__RECORDS FOR THE EXERCISE__
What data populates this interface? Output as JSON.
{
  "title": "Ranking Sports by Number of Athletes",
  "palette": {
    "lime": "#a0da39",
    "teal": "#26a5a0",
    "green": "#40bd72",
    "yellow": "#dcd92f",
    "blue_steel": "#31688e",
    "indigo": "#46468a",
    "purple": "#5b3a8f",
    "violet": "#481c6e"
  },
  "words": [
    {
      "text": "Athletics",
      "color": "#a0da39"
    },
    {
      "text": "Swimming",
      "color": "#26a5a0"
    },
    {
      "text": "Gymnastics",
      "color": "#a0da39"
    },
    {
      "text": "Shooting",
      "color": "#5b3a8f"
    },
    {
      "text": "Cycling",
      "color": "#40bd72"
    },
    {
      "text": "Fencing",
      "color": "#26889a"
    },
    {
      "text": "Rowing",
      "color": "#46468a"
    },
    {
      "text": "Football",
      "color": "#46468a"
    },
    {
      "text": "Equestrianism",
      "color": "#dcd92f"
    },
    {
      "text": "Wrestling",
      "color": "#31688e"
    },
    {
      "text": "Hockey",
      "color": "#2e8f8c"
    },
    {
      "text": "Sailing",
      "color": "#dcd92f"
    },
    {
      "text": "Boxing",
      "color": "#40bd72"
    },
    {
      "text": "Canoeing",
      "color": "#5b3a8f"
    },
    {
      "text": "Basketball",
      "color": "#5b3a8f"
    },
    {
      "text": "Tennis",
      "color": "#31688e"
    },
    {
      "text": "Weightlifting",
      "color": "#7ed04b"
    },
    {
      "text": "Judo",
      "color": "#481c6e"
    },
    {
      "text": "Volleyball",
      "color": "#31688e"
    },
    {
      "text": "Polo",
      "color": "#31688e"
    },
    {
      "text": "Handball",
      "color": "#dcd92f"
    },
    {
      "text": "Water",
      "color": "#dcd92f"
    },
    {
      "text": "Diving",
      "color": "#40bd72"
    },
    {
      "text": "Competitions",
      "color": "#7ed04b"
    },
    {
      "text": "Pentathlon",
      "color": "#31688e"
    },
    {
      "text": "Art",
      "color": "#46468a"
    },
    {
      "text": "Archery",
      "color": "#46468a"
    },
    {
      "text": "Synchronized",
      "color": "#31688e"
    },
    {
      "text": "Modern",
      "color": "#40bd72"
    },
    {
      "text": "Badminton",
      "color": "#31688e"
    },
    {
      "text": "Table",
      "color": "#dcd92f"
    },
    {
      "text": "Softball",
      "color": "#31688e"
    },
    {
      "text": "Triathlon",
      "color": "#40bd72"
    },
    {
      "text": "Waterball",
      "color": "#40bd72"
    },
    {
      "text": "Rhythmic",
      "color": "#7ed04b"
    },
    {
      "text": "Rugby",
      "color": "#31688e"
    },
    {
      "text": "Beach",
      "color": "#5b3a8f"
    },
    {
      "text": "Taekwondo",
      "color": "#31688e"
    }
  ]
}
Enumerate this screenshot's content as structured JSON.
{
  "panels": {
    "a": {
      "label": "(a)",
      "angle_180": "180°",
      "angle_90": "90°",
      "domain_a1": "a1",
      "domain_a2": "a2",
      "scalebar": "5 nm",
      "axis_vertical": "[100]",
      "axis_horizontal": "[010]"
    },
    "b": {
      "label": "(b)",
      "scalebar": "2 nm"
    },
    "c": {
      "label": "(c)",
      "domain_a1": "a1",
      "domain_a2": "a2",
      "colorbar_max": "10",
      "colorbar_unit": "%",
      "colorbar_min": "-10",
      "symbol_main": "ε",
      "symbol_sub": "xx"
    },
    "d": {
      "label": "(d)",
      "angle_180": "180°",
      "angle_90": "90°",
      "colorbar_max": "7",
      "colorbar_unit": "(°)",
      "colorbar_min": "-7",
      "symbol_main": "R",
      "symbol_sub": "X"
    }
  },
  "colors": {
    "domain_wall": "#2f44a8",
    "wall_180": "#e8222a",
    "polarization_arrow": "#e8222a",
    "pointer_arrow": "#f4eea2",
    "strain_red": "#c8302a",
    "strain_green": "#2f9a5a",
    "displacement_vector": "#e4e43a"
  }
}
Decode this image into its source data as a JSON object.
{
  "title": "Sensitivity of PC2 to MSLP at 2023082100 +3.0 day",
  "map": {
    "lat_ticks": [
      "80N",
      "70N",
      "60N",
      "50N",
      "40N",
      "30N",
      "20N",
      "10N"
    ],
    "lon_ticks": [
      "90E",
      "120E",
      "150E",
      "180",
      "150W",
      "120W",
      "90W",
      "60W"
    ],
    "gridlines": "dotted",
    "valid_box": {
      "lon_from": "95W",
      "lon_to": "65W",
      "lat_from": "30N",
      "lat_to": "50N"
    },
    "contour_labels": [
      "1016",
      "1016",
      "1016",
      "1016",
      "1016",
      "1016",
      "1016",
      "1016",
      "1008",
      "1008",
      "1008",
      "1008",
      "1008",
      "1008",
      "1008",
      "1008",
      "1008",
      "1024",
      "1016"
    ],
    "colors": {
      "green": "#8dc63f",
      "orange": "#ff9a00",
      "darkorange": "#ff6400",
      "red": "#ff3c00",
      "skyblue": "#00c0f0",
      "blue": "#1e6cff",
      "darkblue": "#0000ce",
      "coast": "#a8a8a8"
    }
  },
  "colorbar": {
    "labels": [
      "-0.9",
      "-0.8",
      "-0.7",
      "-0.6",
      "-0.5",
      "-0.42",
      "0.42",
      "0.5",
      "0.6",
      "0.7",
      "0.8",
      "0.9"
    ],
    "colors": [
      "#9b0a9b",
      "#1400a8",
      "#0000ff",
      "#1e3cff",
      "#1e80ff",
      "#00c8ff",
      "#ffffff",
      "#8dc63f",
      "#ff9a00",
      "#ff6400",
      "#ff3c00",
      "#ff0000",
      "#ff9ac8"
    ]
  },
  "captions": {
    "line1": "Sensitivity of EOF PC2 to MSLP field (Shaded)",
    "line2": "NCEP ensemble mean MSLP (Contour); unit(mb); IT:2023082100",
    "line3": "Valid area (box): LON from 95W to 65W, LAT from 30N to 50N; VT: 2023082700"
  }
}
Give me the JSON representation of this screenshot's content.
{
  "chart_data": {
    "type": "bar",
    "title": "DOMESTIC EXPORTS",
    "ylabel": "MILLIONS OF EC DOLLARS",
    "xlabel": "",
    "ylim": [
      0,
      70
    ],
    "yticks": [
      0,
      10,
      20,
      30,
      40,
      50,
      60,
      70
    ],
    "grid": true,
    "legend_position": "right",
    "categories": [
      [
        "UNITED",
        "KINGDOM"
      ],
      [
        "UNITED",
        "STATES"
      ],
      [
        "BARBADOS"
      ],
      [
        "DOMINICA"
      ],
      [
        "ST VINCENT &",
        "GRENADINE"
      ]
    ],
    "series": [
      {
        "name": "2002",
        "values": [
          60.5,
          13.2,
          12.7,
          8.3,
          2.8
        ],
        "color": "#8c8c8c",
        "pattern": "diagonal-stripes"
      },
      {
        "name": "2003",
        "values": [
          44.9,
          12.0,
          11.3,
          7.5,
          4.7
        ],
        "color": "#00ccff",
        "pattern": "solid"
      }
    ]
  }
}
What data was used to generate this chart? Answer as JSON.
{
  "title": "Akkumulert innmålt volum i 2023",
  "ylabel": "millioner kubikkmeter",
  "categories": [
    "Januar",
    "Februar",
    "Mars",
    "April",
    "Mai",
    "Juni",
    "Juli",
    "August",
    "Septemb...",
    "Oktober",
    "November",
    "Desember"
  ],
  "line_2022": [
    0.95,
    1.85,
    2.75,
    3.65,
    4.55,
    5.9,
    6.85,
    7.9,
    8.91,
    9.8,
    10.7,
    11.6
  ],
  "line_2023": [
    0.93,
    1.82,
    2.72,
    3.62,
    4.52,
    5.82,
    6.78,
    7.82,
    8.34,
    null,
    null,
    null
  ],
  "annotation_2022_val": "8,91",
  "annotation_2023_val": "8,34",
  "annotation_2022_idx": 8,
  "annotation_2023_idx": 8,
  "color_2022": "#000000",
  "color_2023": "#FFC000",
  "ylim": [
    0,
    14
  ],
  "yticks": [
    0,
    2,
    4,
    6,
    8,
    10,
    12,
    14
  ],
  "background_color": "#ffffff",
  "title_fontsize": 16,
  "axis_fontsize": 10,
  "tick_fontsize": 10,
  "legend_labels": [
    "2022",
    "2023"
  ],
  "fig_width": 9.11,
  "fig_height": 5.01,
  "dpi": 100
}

__WHAT THE EXERCISE ASKS__
Only those lines running from the one containing "What data was" through the last line of the data above are to be copied, exactly, with both ends included.

__SOLUTION TO THE EXERCISE__
What data was used to generate this chart? Answer as JSON.
{
  "title": "Akkumulert innmålt volum i 2023",
  "ylabel": "millioner kubikkmeter",
  "categories": [
    "Januar",
    "Februar",
    "Mars",
    "April",
    "Mai",
    "Juni",
    "Juli",
    "August",
    "Septemb...",
    "Oktober",
    "November",
    "Desember"
  ],
  "line_2022": [
    0.95,
    1.85,
    2.75,
    3.65,
    4.55,
    5.9,
    6.85,
    7.9,
    8.91,
    9.8,
    10.7,
    11.6
  ],
  "line_2023": [
    0.93,
    1.82,
    2.72,
    3.62,
    4.52,
    5.82,
    6.78,
    7.82,
    8.34,
    null,
    null,
    null
  ],
  "annotation_2022_val": "8,91",
  "annotation_2023_val": "8,34",
  "annotation_2022_idx": 8,
  "annotation_2023_idx": 8,
  "color_2022": "#000000",
  "color_2023": "#FFC000",
  "ylim": [
    0,
    14
  ],
  "yticks": [
    0,
    2,
    4,
    6,
    8,
    10,
    12,
    14
  ],
  "background_color": "#ffffff",
  "title_fontsize": 16,
  "axis_fontsize": 10,
  "tick_fontsize": 10,
  "legend_labels": [
    "2022",
    "2023"
  ],
  "fig_width": 9.11,
  "fig_height": 5.01,
  "dpi": 100
}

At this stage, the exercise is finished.